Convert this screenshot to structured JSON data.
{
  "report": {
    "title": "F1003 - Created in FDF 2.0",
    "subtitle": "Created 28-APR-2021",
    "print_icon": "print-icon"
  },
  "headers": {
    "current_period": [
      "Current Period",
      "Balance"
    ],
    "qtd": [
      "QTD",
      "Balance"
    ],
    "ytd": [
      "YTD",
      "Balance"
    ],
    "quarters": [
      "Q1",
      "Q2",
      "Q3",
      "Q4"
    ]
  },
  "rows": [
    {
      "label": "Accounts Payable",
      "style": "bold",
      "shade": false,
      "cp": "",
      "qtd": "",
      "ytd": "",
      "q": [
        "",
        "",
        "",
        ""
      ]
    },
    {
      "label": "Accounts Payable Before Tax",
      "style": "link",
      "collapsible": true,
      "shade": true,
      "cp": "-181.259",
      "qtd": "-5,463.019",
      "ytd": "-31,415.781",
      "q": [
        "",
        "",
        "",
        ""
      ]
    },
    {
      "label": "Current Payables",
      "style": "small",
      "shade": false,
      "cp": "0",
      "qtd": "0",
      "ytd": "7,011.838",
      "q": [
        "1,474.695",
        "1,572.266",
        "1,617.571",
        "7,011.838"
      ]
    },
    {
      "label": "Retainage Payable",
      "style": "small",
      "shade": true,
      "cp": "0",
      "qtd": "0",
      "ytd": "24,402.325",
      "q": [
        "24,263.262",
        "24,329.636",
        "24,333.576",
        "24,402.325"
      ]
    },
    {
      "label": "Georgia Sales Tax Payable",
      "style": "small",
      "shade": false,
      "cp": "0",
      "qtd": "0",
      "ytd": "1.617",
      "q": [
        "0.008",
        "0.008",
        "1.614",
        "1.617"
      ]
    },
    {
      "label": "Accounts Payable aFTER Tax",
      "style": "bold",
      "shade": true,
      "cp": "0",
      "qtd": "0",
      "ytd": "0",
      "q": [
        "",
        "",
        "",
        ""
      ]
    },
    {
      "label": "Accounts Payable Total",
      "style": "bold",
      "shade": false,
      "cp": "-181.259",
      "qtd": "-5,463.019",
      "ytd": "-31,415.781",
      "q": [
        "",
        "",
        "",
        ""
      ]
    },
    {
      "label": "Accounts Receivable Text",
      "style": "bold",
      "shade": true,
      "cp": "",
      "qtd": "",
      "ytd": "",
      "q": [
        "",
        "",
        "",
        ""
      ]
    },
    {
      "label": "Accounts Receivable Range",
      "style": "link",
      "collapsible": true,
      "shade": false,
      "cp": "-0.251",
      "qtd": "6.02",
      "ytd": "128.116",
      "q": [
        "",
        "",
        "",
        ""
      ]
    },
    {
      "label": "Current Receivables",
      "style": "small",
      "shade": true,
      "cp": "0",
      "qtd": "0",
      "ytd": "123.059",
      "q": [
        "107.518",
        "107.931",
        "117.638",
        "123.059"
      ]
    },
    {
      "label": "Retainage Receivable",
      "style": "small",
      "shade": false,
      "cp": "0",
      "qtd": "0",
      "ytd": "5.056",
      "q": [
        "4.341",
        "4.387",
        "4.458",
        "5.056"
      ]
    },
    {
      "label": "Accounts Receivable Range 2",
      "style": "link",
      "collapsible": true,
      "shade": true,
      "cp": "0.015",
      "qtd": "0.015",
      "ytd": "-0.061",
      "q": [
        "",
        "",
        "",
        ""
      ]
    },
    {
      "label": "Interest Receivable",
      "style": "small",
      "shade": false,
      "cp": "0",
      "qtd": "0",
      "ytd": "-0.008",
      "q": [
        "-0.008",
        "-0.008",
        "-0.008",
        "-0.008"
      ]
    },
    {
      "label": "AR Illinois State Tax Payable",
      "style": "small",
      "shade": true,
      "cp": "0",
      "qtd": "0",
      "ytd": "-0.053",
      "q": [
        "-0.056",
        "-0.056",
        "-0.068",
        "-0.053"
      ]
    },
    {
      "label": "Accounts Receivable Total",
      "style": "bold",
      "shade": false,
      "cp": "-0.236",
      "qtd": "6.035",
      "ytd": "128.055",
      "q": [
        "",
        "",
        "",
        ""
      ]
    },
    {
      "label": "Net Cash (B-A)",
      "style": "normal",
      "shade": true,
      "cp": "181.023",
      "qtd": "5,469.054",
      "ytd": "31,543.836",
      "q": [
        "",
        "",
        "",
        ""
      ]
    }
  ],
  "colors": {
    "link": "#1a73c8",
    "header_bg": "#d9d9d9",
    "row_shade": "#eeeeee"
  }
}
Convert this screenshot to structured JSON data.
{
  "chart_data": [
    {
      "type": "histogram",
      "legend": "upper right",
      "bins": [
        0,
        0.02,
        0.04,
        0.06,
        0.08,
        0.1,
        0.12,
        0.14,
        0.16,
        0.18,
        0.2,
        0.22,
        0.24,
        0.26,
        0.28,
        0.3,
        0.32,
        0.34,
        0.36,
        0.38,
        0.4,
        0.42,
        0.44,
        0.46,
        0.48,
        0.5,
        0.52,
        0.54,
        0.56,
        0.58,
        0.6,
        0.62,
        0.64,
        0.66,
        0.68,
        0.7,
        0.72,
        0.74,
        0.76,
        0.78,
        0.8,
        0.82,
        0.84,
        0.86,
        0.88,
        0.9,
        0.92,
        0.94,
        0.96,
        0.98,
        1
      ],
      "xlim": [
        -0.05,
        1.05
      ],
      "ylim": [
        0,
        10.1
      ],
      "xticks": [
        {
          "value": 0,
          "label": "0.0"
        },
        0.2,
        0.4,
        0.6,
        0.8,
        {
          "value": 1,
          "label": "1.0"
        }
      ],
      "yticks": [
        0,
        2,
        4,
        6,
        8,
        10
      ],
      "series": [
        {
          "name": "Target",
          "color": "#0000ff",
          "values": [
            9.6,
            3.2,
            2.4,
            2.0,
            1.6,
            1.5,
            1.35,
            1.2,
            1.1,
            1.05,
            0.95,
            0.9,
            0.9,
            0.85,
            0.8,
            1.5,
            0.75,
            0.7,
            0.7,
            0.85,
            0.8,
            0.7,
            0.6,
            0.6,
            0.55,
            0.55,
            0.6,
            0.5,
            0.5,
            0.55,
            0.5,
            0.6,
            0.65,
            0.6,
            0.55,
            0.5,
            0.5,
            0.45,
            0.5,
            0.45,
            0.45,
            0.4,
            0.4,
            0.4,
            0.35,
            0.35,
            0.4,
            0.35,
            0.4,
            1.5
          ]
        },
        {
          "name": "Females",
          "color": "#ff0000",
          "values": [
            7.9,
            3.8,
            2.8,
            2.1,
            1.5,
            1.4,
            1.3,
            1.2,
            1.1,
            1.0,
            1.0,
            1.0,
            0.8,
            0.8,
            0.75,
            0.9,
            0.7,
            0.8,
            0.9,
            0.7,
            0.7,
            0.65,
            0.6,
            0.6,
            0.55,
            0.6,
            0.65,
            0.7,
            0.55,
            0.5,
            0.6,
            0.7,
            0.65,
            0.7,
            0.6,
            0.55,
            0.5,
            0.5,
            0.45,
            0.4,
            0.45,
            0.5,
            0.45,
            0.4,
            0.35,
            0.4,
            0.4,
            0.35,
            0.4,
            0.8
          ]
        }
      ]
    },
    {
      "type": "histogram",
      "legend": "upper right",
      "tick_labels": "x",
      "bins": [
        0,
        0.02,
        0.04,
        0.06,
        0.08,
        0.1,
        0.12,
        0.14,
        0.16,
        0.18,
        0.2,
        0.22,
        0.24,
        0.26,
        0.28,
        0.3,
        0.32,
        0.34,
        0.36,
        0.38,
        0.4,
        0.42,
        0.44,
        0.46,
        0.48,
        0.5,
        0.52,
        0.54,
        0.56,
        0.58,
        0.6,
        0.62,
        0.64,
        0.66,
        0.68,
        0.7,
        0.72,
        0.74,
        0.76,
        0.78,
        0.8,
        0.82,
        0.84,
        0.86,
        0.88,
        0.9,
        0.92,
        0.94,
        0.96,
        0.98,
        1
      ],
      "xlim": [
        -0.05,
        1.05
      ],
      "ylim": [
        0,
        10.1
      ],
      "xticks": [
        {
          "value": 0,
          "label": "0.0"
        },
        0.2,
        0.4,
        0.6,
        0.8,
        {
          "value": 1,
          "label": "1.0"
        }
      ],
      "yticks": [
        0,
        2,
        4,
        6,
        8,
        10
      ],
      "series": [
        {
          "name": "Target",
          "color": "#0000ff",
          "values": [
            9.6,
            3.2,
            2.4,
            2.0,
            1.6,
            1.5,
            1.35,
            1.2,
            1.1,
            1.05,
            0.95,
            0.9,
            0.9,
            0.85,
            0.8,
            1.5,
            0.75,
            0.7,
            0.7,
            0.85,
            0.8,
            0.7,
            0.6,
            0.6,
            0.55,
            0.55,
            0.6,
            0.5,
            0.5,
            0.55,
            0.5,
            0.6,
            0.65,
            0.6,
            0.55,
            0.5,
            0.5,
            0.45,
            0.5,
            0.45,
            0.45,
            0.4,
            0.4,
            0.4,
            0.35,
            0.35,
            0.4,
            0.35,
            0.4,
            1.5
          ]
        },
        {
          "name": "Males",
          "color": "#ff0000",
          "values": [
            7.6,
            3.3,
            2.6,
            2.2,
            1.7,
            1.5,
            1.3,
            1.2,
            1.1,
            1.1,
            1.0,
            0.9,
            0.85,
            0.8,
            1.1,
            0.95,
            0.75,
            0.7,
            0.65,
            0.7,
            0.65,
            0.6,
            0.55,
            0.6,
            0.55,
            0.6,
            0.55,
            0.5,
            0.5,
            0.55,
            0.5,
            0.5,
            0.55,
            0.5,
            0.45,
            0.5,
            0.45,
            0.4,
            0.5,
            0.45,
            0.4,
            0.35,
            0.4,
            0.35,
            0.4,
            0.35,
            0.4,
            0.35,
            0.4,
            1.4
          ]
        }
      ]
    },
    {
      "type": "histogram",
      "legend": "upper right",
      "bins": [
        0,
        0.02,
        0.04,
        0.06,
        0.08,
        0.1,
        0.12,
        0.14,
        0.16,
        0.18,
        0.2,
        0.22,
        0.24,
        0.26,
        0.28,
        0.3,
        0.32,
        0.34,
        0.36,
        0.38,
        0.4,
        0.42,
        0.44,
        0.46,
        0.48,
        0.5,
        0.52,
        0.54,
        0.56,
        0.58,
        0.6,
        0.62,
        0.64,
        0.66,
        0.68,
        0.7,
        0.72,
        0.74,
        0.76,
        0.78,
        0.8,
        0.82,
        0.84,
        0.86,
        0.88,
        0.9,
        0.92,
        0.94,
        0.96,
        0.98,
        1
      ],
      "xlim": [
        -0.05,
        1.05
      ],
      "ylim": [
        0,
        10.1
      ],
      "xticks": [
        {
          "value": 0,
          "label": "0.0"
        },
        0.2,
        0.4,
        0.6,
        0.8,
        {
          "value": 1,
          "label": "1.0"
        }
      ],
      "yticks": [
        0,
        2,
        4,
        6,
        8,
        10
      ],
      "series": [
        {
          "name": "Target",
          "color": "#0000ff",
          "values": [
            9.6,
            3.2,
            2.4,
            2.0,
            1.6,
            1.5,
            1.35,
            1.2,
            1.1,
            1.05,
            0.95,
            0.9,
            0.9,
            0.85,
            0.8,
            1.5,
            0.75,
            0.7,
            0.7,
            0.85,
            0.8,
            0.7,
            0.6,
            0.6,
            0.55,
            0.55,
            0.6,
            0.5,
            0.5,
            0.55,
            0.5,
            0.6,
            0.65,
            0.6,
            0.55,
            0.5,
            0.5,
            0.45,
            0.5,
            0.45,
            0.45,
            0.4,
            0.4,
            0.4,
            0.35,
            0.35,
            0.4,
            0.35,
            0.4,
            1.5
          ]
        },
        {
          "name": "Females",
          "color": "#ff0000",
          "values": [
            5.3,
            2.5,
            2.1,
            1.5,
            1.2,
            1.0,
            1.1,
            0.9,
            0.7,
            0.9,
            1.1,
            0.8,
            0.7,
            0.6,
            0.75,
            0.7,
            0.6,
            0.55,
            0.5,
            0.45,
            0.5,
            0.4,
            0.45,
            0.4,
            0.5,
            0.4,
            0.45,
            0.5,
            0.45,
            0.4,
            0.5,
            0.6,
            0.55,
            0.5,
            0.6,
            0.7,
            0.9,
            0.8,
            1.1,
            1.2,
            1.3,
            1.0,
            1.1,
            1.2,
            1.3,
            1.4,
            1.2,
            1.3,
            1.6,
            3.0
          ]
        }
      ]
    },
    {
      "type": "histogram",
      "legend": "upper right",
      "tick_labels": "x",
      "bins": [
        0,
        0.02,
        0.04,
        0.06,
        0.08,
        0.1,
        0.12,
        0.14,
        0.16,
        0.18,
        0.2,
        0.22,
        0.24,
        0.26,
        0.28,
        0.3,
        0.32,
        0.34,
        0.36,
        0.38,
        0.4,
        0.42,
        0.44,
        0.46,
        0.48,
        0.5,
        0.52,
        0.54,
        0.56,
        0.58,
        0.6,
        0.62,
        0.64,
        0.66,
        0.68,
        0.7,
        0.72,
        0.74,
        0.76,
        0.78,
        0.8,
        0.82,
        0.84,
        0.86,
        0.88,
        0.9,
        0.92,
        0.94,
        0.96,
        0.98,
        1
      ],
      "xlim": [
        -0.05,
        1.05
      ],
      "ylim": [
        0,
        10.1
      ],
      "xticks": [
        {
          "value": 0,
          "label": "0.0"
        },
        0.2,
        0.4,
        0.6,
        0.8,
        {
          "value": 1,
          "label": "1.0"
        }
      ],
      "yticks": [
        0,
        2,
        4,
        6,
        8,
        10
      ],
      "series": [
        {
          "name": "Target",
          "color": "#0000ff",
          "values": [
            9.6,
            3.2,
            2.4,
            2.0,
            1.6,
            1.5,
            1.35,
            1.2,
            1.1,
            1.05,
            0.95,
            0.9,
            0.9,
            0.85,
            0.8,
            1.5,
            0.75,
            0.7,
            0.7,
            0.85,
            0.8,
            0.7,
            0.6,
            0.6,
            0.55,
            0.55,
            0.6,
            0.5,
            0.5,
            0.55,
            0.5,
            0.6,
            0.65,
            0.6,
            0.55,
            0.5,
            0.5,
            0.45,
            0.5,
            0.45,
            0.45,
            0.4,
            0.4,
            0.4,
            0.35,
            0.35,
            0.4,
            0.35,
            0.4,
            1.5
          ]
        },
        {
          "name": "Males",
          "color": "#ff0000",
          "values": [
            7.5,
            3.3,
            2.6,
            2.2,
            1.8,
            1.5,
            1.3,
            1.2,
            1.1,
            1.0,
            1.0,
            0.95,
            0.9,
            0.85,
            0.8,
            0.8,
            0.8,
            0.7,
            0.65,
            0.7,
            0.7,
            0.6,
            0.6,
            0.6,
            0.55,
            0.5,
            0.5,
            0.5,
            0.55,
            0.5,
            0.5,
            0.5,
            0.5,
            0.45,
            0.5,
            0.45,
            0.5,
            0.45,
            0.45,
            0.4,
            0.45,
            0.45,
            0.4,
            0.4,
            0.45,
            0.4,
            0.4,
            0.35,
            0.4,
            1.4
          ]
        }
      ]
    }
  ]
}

┄┄┄┄┄┄┄┄┄┄

▶ **What you will do**: Identify which lines contain the word "Range" and copy each one.

▶ **Task result**:
      "label": "Accounts Receivable Range",
      "label": "Accounts Receivable Range 2",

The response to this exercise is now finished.